» Dataset items

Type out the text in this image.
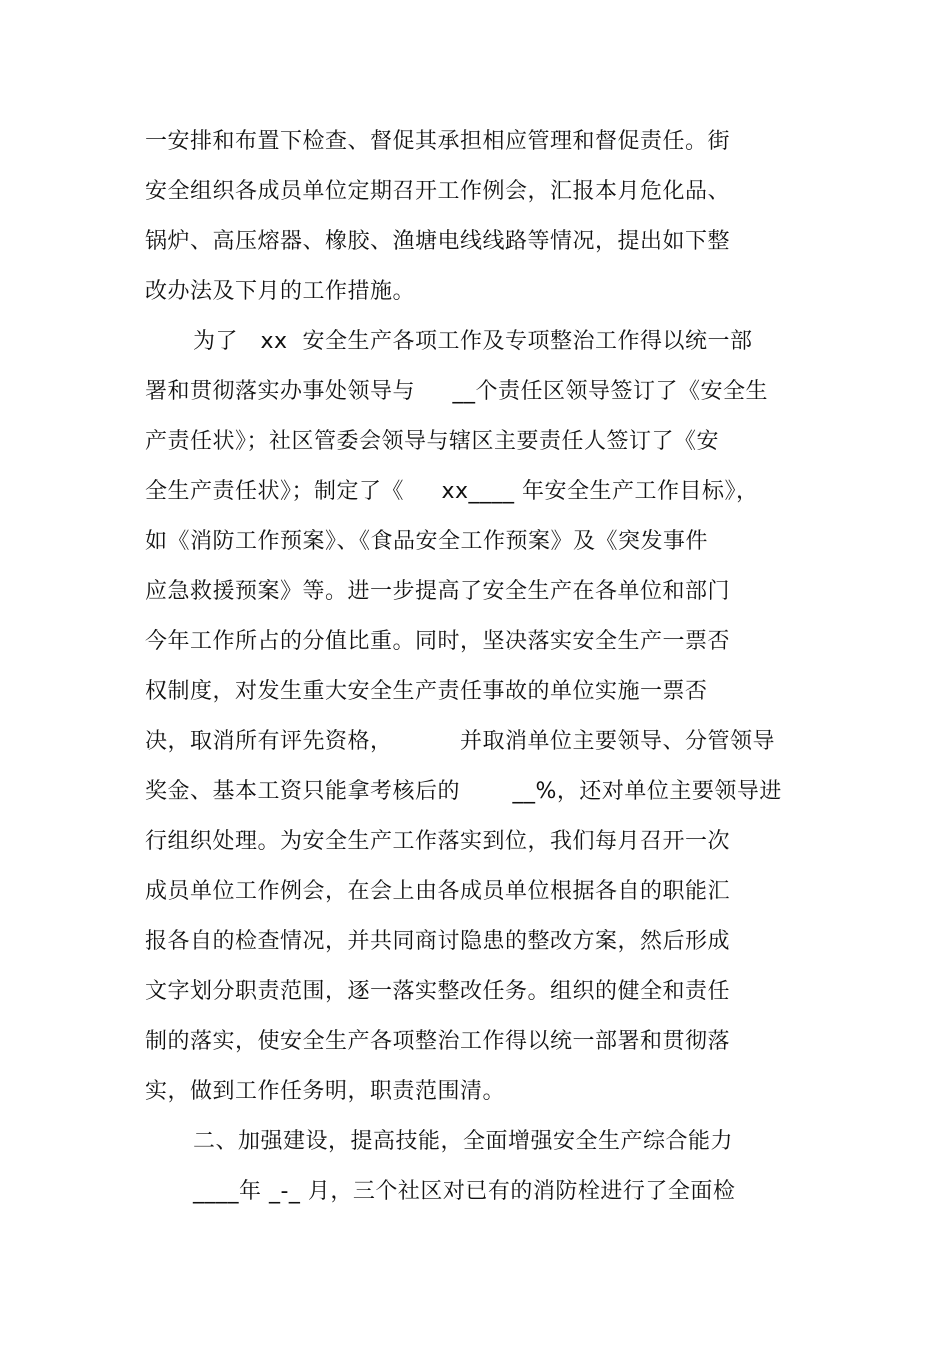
一安排和布置下检查、督促其承担相应管理和督促责任。街
安全组织各成员单位定期召开工作例会，汇报本月危化品、
锅炉、高压熔器、橡胶、渔塘电线线路等情况，提出如下整
改办法及下月的工作措施。
为了   xx  安全生产各项工作及专项整治工作得以统一部
署和贯彻落实办事处领导与     __个责任区领导签订了《安全生
产责任状》；社区管委会领导与辖区主要责任人签订了《安
全生产责任状》；制定了《     xx____ 年安全生产工作目标》，
如《消防工作预案》、《食品安全工作预案》及《突发事件
应急救援预案》等。进一步提高了安全生产在各单位和部门
今年工作所占的分值比重。同时，坚决落实安全生产一票否
权制度，对发生重大安全生产责任事故的单位实施一票否
决，取消所有评先资格，         并取消单位主要领导、分管领导
奖金、基本工资只能拿考核后的       __%，还对单位主要领导进
行组织处理。为安全生产工作落实到位，我们每月召开一次
成员单位工作例会，在会上由各成员单位根据各自的职能汇
报各自的检查情况，并共同商讨隐患的整改方案，然后形成
文字划分职责范围，逐一落实整改任务。组织的健全和责任
制的落实，使安全生产各项整治工作得以统一部署和贯彻落
实，做到工作任务明，职责范围清。
二、加强建设，提高技能，全面增强安全生产综合能力
____年 _-_ 月，三个社区对已有的消防栓进行了全面检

» Stated task
Every record above should be transcribed exactly; the pictures stay out of the copy.

» Written solution
Type out the text in this image.
一安排和布置下检查、督促其承担相应管理和督促责任。街
安全组织各成员单位定期召开工作例会，汇报本月危化品、
锅炉、高压熔器、橡胶、渔塘电线线路等情况，提出如下整
改办法及下月的工作措施。
为了   xx  安全生产各项工作及专项整治工作得以统一部
署和贯彻落实办事处领导与     __个责任区领导签订了《安全生
产责任状》；社区管委会领导与辖区主要责任人签订了《安
全生产责任状》；制定了《     xx____ 年安全生产工作目标》，
如《消防工作预案》、《食品安全工作预案》及《突发事件
应急救援预案》等。进一步提高了安全生产在各单位和部门
今年工作所占的分值比重。同时，坚决落实安全生产一票否
权制度，对发生重大安全生产责任事故的单位实施一票否
决，取消所有评先资格，         并取消单位主要领导、分管领导
奖金、基本工资只能拿考核后的       __%，还对单位主要领导进
行组织处理。为安全生产工作落实到位，我们每月召开一次
成员单位工作例会，在会上由各成员单位根据各自的职能汇
报各自的检查情况，并共同商讨隐患的整改方案，然后形成
文字划分职责范围，逐一落实整改任务。组织的健全和责任
制的落实，使安全生产各项整治工作得以统一部署和贯彻落
实，做到工作任务明，职责范围清。
二、加强建设，提高技能，全面增强安全生产综合能力
____年 _-_ 月，三个社区对已有的消防栓进行了全面检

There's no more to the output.